• Task requirements: Check every line below for the word "bits" and copy the ones that have it.

_ _ _ _ _ _ _

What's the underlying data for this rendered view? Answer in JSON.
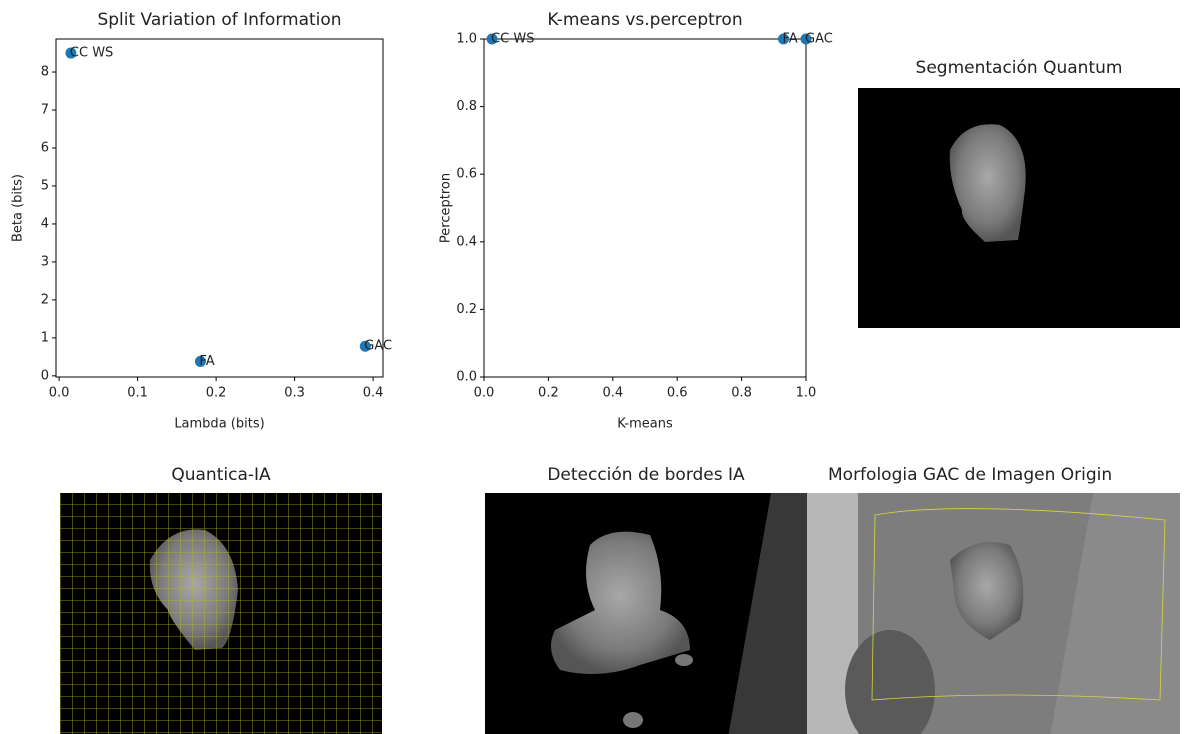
{
  "chart_data": [
    {
      "type": "scatter",
      "title": "Split Variation of Information",
      "x_label": "Lambda (bits)",
      "y_label": "Beta (bits)",
      "x": [
        0.015,
        0.18,
        0.39
      ],
      "values": [
        8.5,
        0.38,
        0.78
      ],
      "point_labels": [
        "CC WS",
        "FA",
        "GAC"
      ],
      "color": "#1f77b4",
      "xlim": [
        -0.004,
        0.4126
      ],
      "ylim": [
        -0.03,
        8.87
      ],
      "xticks": [
        {
          "value": 0,
          "label": "0.0"
        },
        0.1,
        0.2,
        0.3,
        0.4
      ],
      "yticks": [
        0,
        1,
        2,
        3,
        4,
        5,
        6,
        7,
        8
      ]
    },
    {
      "type": "scatter",
      "title": "K-means vs.perceptron",
      "x_label": "K-means",
      "y_label": "Perceptron",
      "x": [
        0.025,
        0.93,
        1.0
      ],
      "values": [
        1.0,
        1.0,
        1.0
      ],
      "point_labels": [
        "CC WS",
        "FA",
        "GAC"
      ],
      "color": "#1f77b4",
      "xlim": [
        0,
        1
      ],
      "ylim": [
        0,
        1
      ],
      "xticks": [
        {
          "value": 0,
          "label": "0.0"
        },
        0.2,
        0.4,
        0.6,
        0.8,
        {
          "value": 1,
          "label": "1.0"
        }
      ],
      "yticks": [
        {
          "value": 0,
          "label": "0.0"
        },
        0.2,
        0.4,
        0.6,
        0.8,
        {
          "value": 1,
          "label": "1.0"
        }
      ]
    }
  ],
  "panels": [
    {
      "title": "Segmentación Quantum"
    },
    {
      "title": "Quantica-IA"
    },
    {
      "title": "Detección de bordes IA"
    },
    {
      "title": "Morfologia GAC de Imagen Origin"
    }
  ]
}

_ _ _ _ _ _ _

• Final result:
      "x_label": "Lambda (bits)",
      "y_label": "Beta (bits)",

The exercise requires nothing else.